* Directions for this task *
Examine each line of the data. Copy those that contain the string "close".

* Records shown *
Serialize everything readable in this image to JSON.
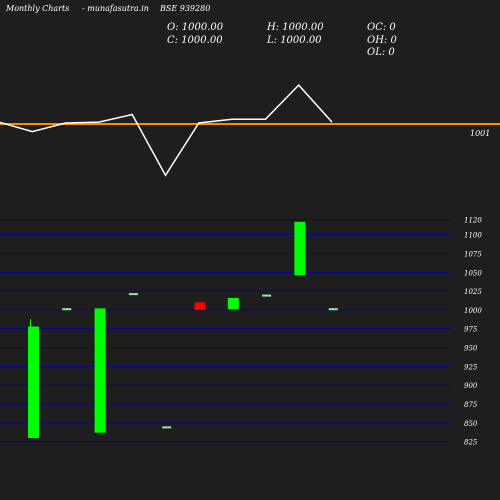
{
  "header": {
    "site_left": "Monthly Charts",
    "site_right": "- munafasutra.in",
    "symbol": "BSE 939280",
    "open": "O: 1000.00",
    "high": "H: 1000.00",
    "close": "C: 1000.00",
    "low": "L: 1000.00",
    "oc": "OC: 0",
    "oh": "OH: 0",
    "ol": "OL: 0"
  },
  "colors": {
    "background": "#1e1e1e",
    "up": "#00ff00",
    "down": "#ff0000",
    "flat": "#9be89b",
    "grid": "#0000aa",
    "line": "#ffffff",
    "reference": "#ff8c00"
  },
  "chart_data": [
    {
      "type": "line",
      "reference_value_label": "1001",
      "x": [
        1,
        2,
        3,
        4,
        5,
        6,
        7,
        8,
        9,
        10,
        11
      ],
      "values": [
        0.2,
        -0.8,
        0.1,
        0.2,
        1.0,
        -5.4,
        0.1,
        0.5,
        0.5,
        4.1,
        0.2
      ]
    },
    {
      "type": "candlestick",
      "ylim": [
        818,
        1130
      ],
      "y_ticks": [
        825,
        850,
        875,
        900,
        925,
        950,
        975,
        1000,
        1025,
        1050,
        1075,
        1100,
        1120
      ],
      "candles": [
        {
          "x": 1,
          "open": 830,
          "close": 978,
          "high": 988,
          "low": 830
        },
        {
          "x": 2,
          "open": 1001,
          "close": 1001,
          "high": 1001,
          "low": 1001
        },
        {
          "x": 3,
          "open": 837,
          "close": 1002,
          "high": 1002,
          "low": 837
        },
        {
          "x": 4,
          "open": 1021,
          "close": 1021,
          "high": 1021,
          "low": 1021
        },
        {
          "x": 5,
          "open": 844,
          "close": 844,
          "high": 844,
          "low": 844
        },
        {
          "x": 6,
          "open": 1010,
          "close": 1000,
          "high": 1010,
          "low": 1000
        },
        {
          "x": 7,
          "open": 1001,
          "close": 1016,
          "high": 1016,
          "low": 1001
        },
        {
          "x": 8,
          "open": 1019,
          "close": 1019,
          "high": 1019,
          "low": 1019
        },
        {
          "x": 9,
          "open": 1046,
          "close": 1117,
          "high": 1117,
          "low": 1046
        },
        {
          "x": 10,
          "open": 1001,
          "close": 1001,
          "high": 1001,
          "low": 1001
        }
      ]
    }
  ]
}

* Written answer *
    "close": "C: 1000.00",
          "close": 978,
          "close": 1001,
          "close": 1002,
          "close": 1021,
          "close": 844,
          "close": 1000,
          "close": 1016,
          "close": 1019,
          "close": 1117,
          "close": 1001,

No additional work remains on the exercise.